>> start RECORDS PROVIDED

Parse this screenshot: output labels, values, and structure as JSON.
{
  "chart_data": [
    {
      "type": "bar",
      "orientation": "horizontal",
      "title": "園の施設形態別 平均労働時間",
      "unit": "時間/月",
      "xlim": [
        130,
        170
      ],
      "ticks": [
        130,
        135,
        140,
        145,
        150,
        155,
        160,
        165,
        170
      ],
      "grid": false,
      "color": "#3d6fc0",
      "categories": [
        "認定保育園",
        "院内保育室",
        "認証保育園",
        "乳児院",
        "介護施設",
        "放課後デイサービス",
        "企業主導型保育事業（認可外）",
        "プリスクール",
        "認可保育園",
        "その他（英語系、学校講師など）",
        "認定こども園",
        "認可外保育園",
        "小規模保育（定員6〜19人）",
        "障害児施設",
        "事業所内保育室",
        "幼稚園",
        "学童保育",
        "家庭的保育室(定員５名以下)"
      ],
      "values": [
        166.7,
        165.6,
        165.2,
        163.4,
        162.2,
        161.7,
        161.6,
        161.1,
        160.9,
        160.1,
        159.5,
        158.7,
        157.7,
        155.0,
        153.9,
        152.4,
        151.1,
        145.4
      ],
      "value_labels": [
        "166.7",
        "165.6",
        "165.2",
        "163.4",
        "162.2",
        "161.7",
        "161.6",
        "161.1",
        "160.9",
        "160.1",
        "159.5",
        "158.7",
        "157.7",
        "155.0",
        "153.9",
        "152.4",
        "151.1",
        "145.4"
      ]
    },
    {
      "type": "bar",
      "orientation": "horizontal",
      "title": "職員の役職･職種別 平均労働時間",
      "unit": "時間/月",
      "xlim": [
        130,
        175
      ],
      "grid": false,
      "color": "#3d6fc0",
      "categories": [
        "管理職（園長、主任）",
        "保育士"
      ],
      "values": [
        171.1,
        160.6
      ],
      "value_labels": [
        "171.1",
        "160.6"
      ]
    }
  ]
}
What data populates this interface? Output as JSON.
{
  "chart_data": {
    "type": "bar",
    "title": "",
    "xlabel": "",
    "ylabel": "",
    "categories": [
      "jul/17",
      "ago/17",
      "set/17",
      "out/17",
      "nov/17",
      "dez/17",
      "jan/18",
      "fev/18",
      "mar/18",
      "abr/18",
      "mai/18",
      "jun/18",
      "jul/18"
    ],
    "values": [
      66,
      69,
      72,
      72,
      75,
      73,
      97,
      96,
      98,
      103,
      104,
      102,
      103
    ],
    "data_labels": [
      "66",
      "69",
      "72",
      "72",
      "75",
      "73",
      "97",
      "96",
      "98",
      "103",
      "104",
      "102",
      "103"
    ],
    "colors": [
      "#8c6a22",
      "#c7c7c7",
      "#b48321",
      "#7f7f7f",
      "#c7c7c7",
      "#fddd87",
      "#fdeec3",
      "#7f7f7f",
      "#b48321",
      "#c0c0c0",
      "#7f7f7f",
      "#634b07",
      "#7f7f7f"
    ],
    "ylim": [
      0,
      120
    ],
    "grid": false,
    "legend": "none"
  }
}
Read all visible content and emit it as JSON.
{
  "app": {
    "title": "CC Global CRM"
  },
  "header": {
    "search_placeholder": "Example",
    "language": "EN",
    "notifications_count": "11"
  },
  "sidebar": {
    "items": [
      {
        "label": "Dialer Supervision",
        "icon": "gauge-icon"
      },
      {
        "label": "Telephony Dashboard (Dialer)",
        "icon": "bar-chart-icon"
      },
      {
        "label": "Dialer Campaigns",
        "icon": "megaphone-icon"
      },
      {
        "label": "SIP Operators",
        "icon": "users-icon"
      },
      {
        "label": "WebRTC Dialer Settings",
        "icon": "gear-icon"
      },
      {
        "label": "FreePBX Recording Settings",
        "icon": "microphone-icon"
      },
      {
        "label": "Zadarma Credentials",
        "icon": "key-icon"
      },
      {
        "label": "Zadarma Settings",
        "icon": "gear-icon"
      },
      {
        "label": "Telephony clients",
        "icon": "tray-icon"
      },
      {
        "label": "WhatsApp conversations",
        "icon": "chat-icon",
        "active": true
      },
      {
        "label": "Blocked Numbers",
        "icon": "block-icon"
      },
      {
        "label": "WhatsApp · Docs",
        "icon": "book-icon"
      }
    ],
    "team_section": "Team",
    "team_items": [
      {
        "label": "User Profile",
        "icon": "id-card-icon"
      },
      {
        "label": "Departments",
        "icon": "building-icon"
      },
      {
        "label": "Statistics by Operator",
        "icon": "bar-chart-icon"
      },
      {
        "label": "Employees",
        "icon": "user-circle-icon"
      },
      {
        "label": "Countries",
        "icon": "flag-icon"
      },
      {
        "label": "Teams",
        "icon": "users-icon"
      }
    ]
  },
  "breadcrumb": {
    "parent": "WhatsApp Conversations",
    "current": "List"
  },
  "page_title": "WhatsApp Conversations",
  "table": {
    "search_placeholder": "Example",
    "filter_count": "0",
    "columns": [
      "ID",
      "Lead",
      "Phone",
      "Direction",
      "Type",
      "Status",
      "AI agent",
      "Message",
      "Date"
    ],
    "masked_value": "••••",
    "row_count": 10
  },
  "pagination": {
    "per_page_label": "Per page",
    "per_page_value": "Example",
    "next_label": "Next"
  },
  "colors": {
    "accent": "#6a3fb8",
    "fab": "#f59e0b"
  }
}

>> end RECORDS PROVIDED

→ **DIRECTIONS FOR THIS TASK**
Work out the count of lines containing the word "JSON", then write only that count.

→ **SOLUTION**
3